- [What you are asked to do] Each line of the material must be repeated precisely, with the pictures left out.

==== Data entries

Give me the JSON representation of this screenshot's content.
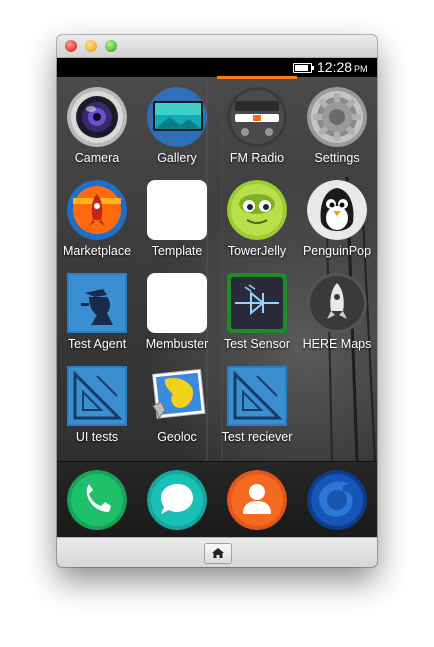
{
  "status_bar": {
    "time": "12:28",
    "ampm": "PM"
  },
  "apps": [
    {
      "label": "Camera",
      "icon": "camera-icon"
    },
    {
      "label": "Gallery",
      "icon": "gallery-icon"
    },
    {
      "label": "FM Radio",
      "icon": "radio-icon"
    },
    {
      "label": "Settings",
      "icon": "gear-icon"
    },
    {
      "label": "Marketplace",
      "icon": "marketplace-rocket-icon"
    },
    {
      "label": "Template",
      "icon": "blank-app-icon"
    },
    {
      "label": "TowerJelly",
      "icon": "towerjelly-icon"
    },
    {
      "label": "PenguinPop",
      "icon": "penguin-icon"
    },
    {
      "label": "Test Agent",
      "icon": "sherlock-silhouette-icon"
    },
    {
      "label": "Membuster",
      "icon": "blank-app-icon"
    },
    {
      "label": "Test Sensor",
      "icon": "sensor-circuit-icon"
    },
    {
      "label": "HERE Maps",
      "icon": "here-maps-icon"
    },
    {
      "label": "UI tests",
      "icon": "set-square-icon"
    },
    {
      "label": "Geoloc",
      "icon": "geoloc-map-icon"
    },
    {
      "label": "Test reciever",
      "icon": "set-square-icon"
    }
  ],
  "dock": [
    {
      "icon": "phone-icon"
    },
    {
      "icon": "messages-icon"
    },
    {
      "icon": "contacts-icon"
    },
    {
      "icon": "firefox-browser-icon"
    }
  ],
  "navbar": {
    "icon": "home-icon"
  }
}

========

- [Full answer]
Give me the JSON representation of this screenshot's content.
{
  "status_bar": {
    "time": "12:28",
    "ampm": "PM"
  },
  "apps": [
    {
      "label": "Camera",
      "icon": "camera-icon"
    },
    {
      "label": "Gallery",
      "icon": "gallery-icon"
    },
    {
      "label": "FM Radio",
      "icon": "radio-icon"
    },
    {
      "label": "Settings",
      "icon": "gear-icon"
    },
    {
      "label": "Marketplace",
      "icon": "marketplace-rocket-icon"
    },
    {
      "label": "Template",
      "icon": "blank-app-icon"
    },
    {
      "label": "TowerJelly",
      "icon": "towerjelly-icon"
    },
    {
      "label": "PenguinPop",
      "icon": "penguin-icon"
    },
    {
      "label": "Test Agent",
      "icon": "sherlock-silhouette-icon"
    },
    {
      "label": "Membuster",
      "icon": "blank-app-icon"
    },
    {
      "label": "Test Sensor",
      "icon": "sensor-circuit-icon"
    },
    {
      "label": "HERE Maps",
      "icon": "here-maps-icon"
    },
    {
      "label": "UI tests",
      "icon": "set-square-icon"
    },
    {
      "label": "Geoloc",
      "icon": "geoloc-map-icon"
    },
    {
      "label": "Test reciever",
      "icon": "set-square-icon"
    }
  ],
  "dock": [
    {
      "icon": "phone-icon"
    },
    {
      "icon": "messages-icon"
    },
    {
      "icon": "contacts-icon"
    },
    {
      "icon": "firefox-browser-icon"
    }
  ],
  "navbar": {
    "icon": "home-icon"
  }
}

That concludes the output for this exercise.